__Information supplied__:
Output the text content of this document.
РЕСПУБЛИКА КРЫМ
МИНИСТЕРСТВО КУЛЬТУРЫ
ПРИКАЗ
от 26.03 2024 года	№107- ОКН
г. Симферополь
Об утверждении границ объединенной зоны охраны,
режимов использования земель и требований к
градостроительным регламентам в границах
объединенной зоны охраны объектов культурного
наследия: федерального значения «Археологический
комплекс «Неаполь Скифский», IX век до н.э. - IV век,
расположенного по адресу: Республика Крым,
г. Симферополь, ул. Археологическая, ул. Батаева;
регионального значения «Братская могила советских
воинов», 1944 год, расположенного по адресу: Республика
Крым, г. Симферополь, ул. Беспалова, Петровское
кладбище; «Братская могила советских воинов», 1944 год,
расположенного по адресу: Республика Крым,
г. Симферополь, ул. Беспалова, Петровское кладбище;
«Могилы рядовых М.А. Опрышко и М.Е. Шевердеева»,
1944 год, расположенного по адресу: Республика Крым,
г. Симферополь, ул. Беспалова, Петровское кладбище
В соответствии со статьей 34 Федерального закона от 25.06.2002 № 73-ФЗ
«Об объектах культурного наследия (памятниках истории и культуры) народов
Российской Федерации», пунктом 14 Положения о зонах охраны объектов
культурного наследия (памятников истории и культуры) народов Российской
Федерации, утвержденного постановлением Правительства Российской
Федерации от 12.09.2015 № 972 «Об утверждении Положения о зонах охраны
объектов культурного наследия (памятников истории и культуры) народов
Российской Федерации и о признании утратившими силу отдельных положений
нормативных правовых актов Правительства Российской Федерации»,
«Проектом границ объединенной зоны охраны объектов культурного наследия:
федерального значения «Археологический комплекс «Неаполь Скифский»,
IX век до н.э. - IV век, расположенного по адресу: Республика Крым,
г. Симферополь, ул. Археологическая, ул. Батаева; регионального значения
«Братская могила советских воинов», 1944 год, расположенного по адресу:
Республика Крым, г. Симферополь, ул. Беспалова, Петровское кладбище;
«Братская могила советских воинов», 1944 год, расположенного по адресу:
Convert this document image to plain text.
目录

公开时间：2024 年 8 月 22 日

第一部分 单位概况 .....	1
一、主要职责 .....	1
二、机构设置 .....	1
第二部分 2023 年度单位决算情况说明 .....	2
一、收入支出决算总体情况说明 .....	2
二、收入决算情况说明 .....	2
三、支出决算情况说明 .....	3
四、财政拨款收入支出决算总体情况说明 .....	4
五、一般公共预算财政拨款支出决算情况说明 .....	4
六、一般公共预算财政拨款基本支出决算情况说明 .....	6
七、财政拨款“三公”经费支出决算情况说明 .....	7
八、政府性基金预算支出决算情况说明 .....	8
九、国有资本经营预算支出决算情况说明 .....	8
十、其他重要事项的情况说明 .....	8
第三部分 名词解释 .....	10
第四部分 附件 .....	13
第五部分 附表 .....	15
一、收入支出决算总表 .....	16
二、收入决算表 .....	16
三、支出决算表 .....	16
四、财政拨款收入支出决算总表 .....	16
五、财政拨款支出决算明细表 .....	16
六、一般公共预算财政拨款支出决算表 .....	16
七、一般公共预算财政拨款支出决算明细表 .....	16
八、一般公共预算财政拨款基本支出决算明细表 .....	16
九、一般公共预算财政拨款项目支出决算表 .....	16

__Work required__:
Print every line of the records exactly. Omit nothing.

__Result of the exercise__:
Output the text content of this document.
РЕСПУБЛИКА КРЫМ
МИНИСТЕРСТВО КУЛЬТУРЫ
ПРИКАЗ
от 26.03 2024 года	№107- ОКН
г. Симферополь
Об утверждении границ объединенной зоны охраны,
режимов использования земель и требований к
градостроительным регламентам в границах
объединенной зоны охраны объектов культурного
наследия: федерального значения «Археологический
комплекс «Неаполь Скифский», IX век до н.э. - IV век,
расположенного по адресу: Республика Крым,
г. Симферополь, ул. Археологическая, ул. Батаева;
регионального значения «Братская могила советских
воинов», 1944 год, расположенного по адресу: Республика
Крым, г. Симферополь, ул. Беспалова, Петровское
кладбище; «Братская могила советских воинов», 1944 год,
расположенного по адресу: Республика Крым,
г. Симферополь, ул. Беспалова, Петровское кладбище;
«Могилы рядовых М.А. Опрышко и М.Е. Шевердеева»,
1944 год, расположенного по адресу: Республика Крым,
г. Симферополь, ул. Беспалова, Петровское кладбище
В соответствии со статьей 34 Федерального закона от 25.06.2002 № 73-ФЗ
«Об объектах культурного наследия (памятниках истории и культуры) народов
Российской Федерации», пунктом 14 Положения о зонах охраны объектов
культурного наследия (памятников истории и культуры) народов Российской
Федерации, утвержденного постановлением Правительства Российской
Федерации от 12.09.2015 № 972 «Об утверждении Положения о зонах охраны
объектов культурного наследия (памятников истории и культуры) народов
Российской Федерации и о признании утратившими силу отдельных положений
нормативных правовых актов Правительства Российской Федерации»,
«Проектом границ объединенной зоны охраны объектов культурного наследия:
федерального значения «Археологический комплекс «Неаполь Скифский»,
IX век до н.э. - IV век, расположенного по адресу: Республика Крым,
г. Симферополь, ул. Археологическая, ул. Батаева; регионального значения
«Братская могила советских воинов», 1944 год, расположенного по адресу:
Республика Крым, г. Симферополь, ул. Беспалова, Петровское кладбище;
«Братская могила советских воинов», 1944 год, расположенного по адресу:
Convert this document image to plain text.
目录

公开时间：2024 年 8 月 22 日

第一部分 单位概况 .....	1
一、主要职责 .....	1
二、机构设置 .....	1
第二部分 2023 年度单位决算情况说明 .....	2
一、收入支出决算总体情况说明 .....	2
二、收入决算情况说明 .....	2
三、支出决算情况说明 .....	3
四、财政拨款收入支出决算总体情况说明 .....	4
五、一般公共预算财政拨款支出决算情况说明 .....	4
六、一般公共预算财政拨款基本支出决算情况说明 .....	6
七、财政拨款“三公”经费支出决算情况说明 .....	7
八、政府性基金预算支出决算情况说明 .....	8
九、国有资本经营预算支出决算情况说明 .....	8
十、其他重要事项的情况说明 .....	8
第三部分 名词解释 .....	10
第四部分 附件 .....	13
第五部分 附表 .....	15
一、收入支出决算总表 .....	16
二、收入决算表 .....	16
三、支出决算表 .....	16
四、财政拨款收入支出决算总表 .....	16
五、财政拨款支出决算明细表 .....	16
六、一般公共预算财政拨款支出决算表 .....	16
七、一般公共预算财政拨款支出决算明细表 .....	16
八、一般公共预算财政拨款基本支出决算明细表 .....	16
九、一般公共预算财政拨款项目支出决算表 .....	16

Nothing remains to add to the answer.